» DATASET RECORDS:
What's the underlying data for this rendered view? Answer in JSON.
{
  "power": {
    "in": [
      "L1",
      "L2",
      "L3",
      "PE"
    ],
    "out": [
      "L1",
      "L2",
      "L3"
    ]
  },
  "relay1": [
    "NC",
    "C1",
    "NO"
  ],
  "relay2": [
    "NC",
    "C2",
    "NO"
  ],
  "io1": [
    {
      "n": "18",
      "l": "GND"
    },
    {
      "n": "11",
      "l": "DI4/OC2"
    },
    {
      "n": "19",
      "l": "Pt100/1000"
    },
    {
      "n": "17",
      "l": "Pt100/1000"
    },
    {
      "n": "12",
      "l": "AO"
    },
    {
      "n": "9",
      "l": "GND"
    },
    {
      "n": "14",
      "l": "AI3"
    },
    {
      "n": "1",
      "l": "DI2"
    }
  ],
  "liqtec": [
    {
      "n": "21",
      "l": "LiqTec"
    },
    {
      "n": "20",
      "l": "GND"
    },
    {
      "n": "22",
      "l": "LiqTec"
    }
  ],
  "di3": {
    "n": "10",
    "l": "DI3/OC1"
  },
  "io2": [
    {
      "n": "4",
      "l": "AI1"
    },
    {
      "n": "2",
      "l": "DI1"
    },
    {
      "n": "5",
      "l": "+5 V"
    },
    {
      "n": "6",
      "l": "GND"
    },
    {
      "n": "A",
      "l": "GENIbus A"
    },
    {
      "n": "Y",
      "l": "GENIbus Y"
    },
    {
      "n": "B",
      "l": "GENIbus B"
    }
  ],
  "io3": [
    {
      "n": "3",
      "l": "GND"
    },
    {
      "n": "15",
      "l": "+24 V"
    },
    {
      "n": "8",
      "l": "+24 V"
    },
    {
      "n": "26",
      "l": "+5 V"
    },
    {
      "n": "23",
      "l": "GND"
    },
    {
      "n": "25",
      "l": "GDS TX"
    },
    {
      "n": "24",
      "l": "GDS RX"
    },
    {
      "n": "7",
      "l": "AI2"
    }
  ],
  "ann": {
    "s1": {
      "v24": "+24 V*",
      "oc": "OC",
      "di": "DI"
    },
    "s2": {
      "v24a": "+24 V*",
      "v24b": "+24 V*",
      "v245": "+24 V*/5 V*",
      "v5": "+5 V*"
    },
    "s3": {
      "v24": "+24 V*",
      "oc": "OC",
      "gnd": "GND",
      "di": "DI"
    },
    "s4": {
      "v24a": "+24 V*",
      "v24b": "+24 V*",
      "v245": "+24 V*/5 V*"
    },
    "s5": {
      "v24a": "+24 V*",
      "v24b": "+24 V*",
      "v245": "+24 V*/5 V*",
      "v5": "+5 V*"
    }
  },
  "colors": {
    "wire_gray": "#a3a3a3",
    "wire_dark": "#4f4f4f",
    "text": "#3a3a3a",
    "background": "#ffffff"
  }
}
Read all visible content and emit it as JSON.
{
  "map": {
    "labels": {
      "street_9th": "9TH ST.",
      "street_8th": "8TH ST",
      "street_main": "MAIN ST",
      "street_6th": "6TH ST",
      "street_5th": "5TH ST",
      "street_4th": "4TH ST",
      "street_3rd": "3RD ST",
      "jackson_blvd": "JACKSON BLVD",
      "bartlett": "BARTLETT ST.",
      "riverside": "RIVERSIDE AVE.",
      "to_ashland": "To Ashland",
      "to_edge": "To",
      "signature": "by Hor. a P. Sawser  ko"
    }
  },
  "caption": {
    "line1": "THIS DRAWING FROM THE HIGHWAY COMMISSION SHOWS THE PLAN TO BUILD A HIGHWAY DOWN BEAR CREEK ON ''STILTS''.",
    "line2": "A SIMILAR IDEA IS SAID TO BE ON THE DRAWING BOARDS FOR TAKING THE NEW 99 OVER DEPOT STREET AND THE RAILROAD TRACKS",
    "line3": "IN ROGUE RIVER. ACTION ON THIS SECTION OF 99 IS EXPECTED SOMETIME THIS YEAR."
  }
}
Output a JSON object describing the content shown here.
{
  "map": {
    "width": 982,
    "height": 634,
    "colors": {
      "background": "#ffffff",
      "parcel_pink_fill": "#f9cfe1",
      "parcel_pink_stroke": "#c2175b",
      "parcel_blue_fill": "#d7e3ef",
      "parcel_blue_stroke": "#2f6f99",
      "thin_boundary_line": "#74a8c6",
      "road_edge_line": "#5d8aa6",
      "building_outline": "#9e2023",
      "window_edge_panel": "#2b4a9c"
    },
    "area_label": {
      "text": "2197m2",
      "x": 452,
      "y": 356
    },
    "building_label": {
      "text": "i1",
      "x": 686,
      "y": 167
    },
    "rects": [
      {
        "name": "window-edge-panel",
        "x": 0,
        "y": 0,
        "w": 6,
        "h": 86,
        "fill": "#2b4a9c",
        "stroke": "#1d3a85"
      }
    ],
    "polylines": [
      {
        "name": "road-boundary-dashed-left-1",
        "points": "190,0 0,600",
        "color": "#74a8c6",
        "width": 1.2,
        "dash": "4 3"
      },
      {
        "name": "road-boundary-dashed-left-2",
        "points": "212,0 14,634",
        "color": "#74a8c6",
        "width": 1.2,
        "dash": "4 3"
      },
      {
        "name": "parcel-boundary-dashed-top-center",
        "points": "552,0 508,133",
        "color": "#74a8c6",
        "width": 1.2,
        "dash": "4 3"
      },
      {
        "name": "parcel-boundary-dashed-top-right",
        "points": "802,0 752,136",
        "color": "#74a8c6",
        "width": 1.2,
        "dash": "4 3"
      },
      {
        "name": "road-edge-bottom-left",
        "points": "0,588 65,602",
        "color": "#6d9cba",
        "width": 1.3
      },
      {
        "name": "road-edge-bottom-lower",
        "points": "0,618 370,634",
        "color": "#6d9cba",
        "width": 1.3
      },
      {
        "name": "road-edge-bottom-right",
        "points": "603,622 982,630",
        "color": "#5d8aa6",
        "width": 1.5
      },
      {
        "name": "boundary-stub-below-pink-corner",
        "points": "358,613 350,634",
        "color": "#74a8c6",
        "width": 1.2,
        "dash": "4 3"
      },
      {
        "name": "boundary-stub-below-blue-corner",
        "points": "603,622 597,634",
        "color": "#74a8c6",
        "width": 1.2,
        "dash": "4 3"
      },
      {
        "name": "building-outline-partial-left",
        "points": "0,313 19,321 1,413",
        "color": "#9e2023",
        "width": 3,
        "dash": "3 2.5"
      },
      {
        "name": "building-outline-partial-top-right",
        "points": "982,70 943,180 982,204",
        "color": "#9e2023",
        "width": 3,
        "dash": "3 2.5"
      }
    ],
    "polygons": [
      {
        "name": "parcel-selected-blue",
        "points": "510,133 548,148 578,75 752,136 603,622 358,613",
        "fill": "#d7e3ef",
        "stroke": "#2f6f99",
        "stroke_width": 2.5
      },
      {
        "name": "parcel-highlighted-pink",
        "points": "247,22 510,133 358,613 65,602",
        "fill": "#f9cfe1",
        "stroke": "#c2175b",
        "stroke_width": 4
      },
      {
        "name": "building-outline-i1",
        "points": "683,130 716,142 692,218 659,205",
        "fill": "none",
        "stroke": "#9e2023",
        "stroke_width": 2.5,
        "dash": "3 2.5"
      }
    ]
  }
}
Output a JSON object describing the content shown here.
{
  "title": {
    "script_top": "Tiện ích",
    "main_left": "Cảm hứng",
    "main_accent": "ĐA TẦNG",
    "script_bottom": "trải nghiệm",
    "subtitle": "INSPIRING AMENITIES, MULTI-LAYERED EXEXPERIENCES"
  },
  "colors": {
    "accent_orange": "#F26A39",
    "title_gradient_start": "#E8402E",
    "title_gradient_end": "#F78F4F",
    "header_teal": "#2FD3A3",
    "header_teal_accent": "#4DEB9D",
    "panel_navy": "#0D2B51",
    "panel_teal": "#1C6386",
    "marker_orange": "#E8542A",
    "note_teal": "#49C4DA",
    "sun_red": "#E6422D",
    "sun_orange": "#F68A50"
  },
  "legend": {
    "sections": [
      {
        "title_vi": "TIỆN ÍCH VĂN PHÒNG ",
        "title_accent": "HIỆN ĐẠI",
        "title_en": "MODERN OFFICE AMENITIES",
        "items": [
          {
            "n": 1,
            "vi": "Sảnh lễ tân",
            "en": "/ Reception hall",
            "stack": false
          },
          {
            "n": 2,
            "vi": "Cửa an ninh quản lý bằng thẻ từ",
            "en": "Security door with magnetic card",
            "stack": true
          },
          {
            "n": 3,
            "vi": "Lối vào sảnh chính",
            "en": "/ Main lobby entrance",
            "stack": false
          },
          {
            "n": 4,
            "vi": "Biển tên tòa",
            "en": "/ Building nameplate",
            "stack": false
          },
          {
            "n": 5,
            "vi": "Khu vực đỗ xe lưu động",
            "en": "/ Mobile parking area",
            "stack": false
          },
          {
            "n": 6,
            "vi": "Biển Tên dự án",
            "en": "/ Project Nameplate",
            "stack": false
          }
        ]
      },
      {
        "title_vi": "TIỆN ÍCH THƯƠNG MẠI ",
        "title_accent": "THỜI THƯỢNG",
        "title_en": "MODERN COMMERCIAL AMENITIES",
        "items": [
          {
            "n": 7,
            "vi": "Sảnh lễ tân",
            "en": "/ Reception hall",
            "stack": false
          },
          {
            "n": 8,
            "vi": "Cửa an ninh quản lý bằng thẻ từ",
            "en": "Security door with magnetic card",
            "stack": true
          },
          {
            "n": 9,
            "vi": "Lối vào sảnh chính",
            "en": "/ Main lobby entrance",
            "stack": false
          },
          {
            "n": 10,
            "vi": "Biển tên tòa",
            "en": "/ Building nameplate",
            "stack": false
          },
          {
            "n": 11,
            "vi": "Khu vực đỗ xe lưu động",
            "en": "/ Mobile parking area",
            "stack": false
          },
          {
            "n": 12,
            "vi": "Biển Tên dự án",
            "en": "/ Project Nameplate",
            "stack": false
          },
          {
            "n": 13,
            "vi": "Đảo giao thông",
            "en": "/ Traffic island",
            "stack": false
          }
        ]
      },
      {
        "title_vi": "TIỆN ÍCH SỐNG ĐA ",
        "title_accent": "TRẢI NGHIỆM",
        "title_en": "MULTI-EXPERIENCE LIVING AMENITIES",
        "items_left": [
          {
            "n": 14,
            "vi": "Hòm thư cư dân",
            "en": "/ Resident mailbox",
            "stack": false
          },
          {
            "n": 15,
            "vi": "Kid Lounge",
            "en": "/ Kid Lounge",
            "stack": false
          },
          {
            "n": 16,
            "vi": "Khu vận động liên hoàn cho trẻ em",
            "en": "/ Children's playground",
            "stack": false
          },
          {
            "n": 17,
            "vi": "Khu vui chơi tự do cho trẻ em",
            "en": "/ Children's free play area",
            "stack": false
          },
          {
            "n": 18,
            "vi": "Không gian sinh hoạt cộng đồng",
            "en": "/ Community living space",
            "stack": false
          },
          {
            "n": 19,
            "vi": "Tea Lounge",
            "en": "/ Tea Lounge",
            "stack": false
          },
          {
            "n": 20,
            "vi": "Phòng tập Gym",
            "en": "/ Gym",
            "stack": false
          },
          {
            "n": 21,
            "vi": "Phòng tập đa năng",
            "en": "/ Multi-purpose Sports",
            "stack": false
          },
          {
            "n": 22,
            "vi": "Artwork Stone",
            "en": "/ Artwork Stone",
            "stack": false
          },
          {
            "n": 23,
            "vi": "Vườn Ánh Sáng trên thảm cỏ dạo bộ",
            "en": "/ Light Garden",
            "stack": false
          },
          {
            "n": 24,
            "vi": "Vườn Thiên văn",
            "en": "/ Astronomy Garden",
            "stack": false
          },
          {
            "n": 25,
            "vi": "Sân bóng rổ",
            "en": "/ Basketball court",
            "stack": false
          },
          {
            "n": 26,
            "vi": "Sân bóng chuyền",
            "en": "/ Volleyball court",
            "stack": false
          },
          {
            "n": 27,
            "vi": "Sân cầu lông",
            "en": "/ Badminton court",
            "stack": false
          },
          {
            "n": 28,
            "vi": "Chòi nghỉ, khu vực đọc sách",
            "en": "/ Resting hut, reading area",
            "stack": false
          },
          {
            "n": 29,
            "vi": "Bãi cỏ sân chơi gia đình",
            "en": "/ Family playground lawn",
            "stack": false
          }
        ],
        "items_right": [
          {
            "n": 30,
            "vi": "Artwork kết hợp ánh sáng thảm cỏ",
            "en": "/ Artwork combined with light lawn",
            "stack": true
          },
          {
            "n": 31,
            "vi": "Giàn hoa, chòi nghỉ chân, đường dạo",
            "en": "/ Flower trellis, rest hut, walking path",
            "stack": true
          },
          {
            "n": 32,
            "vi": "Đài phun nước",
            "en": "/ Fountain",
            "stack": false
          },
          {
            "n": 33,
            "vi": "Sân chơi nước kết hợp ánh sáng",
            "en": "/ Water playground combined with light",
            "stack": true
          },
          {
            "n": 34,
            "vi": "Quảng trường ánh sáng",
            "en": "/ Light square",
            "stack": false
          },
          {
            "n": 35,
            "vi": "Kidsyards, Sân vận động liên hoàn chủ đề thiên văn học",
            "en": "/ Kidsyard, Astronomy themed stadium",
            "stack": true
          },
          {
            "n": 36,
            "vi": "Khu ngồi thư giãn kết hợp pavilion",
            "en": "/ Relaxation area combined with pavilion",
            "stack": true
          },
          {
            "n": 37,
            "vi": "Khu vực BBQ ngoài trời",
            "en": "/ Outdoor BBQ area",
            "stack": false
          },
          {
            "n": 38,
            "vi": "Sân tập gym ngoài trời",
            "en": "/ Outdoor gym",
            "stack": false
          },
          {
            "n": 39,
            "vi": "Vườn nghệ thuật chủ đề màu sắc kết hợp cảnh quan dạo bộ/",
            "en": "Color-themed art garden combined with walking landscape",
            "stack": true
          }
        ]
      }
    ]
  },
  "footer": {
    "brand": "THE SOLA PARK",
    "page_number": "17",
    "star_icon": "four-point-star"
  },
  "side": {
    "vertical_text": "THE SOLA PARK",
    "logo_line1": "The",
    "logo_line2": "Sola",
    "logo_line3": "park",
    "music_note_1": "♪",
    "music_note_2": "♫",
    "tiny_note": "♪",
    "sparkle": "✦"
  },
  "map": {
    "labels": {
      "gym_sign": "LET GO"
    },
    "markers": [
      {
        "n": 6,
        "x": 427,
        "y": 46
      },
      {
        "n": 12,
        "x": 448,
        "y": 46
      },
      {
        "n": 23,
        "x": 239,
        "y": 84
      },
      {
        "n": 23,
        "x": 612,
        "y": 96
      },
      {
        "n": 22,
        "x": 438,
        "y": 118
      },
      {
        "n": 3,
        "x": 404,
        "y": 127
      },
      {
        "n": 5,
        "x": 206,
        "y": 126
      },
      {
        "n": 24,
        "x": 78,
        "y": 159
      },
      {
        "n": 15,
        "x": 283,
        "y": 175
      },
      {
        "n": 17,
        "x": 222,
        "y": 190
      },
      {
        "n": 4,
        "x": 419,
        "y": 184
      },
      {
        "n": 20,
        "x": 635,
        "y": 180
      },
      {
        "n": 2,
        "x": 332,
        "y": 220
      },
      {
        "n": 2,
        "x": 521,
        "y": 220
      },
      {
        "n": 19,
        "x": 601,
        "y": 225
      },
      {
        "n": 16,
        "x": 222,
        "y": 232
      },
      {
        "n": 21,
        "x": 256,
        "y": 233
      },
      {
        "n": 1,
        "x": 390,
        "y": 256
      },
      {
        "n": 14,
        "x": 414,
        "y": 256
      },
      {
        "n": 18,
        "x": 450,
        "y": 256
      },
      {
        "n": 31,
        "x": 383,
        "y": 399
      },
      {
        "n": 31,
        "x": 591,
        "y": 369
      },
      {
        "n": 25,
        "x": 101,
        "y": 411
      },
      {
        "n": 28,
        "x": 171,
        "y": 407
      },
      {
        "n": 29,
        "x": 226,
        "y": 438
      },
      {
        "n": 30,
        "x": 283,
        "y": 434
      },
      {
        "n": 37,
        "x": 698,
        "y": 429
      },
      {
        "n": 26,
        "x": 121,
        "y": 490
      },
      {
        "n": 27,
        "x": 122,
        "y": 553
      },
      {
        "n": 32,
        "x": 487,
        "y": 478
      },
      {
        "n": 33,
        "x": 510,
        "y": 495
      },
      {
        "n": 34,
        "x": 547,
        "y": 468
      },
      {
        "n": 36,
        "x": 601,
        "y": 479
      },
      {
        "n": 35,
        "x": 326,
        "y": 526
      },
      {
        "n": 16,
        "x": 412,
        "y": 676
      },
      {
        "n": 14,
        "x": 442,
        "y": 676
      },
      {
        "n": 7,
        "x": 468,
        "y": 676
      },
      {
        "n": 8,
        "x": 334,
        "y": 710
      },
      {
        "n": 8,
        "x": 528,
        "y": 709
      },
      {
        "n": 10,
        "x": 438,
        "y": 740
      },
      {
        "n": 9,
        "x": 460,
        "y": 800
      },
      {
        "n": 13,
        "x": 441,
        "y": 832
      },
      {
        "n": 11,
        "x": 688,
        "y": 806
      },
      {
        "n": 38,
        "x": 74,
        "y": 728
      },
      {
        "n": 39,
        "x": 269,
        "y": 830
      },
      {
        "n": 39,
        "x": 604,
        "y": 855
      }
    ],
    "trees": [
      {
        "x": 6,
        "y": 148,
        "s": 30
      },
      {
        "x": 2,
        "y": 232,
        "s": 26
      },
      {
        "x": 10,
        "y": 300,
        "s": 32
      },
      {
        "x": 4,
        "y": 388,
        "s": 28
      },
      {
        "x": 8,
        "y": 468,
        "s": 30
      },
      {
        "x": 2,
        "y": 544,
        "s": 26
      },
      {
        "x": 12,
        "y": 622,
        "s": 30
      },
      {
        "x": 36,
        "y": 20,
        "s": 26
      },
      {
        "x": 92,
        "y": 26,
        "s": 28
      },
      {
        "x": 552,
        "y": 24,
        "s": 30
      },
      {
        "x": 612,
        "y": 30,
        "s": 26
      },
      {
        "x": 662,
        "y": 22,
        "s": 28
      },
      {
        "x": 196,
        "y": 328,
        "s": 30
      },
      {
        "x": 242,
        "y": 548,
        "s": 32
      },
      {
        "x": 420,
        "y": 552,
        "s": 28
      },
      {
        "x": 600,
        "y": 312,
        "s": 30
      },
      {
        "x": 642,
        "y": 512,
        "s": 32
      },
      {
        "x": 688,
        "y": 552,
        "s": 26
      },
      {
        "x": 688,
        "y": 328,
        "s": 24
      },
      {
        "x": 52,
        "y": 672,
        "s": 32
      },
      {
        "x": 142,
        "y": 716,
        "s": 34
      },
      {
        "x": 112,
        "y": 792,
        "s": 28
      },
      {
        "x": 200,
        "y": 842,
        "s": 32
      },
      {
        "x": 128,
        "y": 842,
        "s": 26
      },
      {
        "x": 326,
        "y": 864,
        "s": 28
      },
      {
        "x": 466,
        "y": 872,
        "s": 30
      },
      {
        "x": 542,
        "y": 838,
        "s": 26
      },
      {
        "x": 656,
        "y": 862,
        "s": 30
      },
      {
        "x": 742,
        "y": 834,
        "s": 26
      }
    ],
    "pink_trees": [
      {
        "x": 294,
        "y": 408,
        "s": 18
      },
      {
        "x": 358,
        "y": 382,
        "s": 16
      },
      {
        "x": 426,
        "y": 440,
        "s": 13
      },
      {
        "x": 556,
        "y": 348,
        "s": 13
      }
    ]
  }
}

» THE TASK: Collect each line holding the string "nước".

» ANSWER TO THE EXERCISE:
            "vi": "Đài phun nước",
            "vi": "Sân chơi nước kết hợp ánh sáng",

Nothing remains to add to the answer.